**Instruction**
Set down the material once more, exactly as it appears.
** START **
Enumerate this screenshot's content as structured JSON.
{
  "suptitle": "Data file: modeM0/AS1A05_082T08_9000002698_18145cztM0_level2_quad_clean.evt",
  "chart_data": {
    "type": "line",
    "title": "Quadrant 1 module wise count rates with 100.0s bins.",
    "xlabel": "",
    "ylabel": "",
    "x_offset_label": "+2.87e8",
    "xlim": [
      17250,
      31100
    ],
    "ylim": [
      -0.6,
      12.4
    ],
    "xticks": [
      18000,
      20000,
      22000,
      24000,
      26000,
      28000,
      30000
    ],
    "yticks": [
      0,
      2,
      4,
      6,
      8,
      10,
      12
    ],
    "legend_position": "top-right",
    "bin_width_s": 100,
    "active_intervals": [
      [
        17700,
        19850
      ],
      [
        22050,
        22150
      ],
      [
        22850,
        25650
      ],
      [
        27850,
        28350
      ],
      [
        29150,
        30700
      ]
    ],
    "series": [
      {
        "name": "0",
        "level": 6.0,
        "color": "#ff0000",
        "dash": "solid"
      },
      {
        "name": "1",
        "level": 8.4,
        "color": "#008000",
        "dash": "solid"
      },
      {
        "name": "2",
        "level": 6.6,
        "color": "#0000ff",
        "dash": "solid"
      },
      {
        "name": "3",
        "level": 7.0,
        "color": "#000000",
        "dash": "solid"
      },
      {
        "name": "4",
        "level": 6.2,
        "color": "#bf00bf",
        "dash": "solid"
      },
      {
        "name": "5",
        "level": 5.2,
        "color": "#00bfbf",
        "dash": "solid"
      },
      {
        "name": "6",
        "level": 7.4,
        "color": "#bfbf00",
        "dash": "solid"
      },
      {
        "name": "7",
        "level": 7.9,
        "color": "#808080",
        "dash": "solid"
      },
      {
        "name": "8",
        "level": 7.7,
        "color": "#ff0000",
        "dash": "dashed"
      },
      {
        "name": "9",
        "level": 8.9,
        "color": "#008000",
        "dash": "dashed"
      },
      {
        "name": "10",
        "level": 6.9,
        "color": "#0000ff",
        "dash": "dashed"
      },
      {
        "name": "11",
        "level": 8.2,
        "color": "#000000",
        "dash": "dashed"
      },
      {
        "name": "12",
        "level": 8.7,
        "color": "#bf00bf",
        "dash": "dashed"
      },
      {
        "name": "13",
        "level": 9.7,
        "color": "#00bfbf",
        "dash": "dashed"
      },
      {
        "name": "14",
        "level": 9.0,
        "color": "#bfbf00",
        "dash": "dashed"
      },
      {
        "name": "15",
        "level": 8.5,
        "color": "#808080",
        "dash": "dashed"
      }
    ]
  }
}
** END **
**Solution to the problem**
Enumerate this screenshot's content as structured JSON.
{
  "suptitle": "Data file: modeM0/AS1A05_082T08_9000002698_18145cztM0_level2_quad_clean.evt",
  "chart_data": {
    "type": "line",
    "title": "Quadrant 1 module wise count rates with 100.0s bins.",
    "xlabel": "",
    "ylabel": "",
    "x_offset_label": "+2.87e8",
    "xlim": [
      17250,
      31100
    ],
    "ylim": [
      -0.6,
      12.4
    ],
    "xticks": [
      18000,
      20000,
      22000,
      24000,
      26000,
      28000,
      30000
    ],
    "yticks": [
      0,
      2,
      4,
      6,
      8,
      10,
      12
    ],
    "legend_position": "top-right",
    "bin_width_s": 100,
    "active_intervals": [
      [
        17700,
        19850
      ],
      [
        22050,
        22150
      ],
      [
        22850,
        25650
      ],
      [
        27850,
        28350
      ],
      [
        29150,
        30700
      ]
    ],
    "series": [
      {
        "name": "0",
        "level": 6.0,
        "color": "#ff0000",
        "dash": "solid"
      },
      {
        "name": "1",
        "level": 8.4,
        "color": "#008000",
        "dash": "solid"
      },
      {
        "name": "2",
        "level": 6.6,
        "color": "#0000ff",
        "dash": "solid"
      },
      {
        "name": "3",
        "level": 7.0,
        "color": "#000000",
        "dash": "solid"
      },
      {
        "name": "4",
        "level": 6.2,
        "color": "#bf00bf",
        "dash": "solid"
      },
      {
        "name": "5",
        "level": 5.2,
        "color": "#00bfbf",
        "dash": "solid"
      },
      {
        "name": "6",
        "level": 7.4,
        "color": "#bfbf00",
        "dash": "solid"
      },
      {
        "name": "7",
        "level": 7.9,
        "color": "#808080",
        "dash": "solid"
      },
      {
        "name": "8",
        "level": 7.7,
        "color": "#ff0000",
        "dash": "dashed"
      },
      {
        "name": "9",
        "level": 8.9,
        "color": "#008000",
        "dash": "dashed"
      },
      {
        "name": "10",
        "level": 6.9,
        "color": "#0000ff",
        "dash": "dashed"
      },
      {
        "name": "11",
        "level": 8.2,
        "color": "#000000",
        "dash": "dashed"
      },
      {
        "name": "12",
        "level": 8.7,
        "color": "#bf00bf",
        "dash": "dashed"
      },
      {
        "name": "13",
        "level": 9.7,
        "color": "#00bfbf",
        "dash": "dashed"
      },
      {
        "name": "14",
        "level": 9.0,
        "color": "#bfbf00",
        "dash": "dashed"
      },
      {
        "name": "15",
        "level": 8.5,
        "color": "#808080",
        "dash": "dashed"
      }
    ]
  }
}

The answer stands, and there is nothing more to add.